START Dataset entries

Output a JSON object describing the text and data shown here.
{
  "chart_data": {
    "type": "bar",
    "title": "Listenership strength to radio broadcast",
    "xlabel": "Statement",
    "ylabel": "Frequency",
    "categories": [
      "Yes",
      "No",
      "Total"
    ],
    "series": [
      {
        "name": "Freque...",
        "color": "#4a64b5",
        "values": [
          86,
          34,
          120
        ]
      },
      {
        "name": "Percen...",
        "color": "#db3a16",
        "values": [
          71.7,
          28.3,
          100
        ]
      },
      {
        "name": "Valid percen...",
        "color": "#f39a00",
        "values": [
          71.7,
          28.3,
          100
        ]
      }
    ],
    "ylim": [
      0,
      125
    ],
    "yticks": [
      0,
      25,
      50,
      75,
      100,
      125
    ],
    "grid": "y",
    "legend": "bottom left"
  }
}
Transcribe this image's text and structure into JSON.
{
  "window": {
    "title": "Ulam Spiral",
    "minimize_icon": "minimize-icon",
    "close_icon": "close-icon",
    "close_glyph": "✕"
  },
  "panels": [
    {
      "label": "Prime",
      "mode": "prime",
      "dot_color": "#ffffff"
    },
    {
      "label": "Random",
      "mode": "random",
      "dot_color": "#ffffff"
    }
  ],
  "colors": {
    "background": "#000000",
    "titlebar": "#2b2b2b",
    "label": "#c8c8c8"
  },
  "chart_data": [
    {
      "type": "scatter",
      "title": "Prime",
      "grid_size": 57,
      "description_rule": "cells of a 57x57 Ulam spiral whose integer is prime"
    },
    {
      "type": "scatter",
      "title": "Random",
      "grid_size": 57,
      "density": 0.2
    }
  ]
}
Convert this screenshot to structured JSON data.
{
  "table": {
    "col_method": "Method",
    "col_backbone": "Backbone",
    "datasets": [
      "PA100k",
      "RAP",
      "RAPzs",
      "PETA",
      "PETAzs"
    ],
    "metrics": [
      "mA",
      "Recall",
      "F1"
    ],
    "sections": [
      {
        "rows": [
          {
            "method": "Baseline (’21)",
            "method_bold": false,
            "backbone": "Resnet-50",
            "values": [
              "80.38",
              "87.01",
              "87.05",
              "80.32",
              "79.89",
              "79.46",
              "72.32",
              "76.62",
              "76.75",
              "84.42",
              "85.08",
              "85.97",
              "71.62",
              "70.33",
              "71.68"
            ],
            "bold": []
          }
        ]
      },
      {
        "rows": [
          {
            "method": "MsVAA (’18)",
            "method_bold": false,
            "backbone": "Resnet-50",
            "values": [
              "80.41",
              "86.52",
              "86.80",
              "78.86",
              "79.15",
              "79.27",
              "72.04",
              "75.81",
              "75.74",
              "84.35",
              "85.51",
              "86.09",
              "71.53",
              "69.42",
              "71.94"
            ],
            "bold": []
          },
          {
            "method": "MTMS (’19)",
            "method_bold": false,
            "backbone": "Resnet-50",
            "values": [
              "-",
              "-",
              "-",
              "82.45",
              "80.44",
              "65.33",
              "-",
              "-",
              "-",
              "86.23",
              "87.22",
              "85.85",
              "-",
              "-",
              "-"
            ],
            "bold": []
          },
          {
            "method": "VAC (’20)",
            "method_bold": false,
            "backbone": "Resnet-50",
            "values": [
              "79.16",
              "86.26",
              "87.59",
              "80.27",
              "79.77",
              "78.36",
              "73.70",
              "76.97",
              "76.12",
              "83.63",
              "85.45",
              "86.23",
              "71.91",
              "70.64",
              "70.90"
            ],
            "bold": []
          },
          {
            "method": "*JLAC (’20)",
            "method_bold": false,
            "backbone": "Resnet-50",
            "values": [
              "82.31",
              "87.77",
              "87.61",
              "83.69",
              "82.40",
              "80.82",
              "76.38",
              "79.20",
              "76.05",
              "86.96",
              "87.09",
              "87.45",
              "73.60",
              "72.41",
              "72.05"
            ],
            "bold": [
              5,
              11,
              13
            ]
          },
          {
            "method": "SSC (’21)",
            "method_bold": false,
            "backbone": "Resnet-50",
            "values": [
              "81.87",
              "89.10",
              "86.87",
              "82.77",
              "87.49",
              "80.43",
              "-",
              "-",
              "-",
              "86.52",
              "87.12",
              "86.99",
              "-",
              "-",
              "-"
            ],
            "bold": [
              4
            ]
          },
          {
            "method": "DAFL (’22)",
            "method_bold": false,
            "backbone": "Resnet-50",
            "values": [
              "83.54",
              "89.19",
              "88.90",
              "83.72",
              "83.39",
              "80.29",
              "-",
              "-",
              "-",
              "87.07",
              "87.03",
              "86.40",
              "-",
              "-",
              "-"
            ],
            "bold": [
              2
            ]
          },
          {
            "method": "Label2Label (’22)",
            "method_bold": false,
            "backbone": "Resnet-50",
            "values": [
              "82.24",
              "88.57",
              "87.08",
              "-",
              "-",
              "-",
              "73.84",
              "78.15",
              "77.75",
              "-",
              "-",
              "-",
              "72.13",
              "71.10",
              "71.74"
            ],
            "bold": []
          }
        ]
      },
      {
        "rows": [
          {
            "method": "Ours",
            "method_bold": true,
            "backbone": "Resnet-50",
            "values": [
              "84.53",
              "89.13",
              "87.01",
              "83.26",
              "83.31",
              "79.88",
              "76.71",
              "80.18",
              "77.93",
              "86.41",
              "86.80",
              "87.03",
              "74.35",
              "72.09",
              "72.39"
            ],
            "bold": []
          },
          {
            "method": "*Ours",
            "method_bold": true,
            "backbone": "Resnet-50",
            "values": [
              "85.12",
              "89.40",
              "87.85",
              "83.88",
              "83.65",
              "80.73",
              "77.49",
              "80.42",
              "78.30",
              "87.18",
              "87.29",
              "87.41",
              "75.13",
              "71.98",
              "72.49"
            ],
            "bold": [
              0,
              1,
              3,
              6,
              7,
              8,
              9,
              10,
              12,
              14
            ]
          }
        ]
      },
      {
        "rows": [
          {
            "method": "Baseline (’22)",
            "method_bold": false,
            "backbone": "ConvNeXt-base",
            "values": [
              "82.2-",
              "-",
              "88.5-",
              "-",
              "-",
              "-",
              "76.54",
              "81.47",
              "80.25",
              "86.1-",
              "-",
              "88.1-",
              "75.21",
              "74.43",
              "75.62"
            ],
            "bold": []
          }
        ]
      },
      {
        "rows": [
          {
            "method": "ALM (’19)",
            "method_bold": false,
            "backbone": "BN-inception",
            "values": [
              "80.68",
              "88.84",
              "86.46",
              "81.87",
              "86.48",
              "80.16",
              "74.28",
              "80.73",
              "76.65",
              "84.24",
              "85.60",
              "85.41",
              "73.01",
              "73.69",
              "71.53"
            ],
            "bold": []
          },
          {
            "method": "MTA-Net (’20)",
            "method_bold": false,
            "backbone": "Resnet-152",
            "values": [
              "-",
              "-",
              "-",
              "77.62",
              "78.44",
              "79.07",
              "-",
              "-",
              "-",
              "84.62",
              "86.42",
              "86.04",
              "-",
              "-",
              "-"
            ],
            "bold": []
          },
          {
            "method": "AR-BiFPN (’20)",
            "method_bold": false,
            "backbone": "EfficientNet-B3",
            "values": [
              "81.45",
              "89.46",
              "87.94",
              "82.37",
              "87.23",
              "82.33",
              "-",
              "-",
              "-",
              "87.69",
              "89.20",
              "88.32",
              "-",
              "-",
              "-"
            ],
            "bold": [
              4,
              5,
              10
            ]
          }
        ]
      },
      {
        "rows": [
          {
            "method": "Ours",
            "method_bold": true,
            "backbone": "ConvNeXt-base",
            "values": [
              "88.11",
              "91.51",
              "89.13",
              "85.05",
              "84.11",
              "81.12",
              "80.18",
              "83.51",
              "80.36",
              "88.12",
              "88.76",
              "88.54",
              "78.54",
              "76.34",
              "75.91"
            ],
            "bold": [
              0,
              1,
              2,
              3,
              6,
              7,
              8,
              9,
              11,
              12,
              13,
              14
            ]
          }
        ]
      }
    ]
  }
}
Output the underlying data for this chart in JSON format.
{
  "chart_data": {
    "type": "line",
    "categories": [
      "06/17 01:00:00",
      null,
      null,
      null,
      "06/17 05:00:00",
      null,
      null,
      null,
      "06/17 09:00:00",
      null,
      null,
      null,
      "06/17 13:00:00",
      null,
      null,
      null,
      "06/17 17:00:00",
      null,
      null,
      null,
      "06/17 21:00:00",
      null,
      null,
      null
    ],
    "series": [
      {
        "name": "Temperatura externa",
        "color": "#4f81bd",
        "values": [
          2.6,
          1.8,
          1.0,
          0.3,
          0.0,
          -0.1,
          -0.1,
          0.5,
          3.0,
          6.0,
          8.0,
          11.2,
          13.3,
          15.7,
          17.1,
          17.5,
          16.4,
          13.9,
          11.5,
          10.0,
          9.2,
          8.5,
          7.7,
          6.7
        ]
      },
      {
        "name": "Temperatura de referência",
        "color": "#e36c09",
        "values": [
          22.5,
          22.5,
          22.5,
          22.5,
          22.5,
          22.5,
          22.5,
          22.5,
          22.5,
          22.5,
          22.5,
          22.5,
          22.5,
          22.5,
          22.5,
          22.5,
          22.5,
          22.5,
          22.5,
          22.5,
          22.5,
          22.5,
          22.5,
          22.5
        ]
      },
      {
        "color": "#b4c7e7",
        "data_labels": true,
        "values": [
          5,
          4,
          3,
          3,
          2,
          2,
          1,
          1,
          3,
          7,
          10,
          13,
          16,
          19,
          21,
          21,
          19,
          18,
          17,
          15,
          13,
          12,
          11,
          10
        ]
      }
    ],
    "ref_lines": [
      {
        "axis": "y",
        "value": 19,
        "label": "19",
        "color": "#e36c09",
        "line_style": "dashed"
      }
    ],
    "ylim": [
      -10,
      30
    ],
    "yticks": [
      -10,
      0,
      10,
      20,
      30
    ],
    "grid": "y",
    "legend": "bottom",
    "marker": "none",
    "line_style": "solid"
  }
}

END Dataset entries

● **Short task**:
Determine how many lines of the data contain "Baseline" and give nothing but that number.

● **Answer to the task**:
2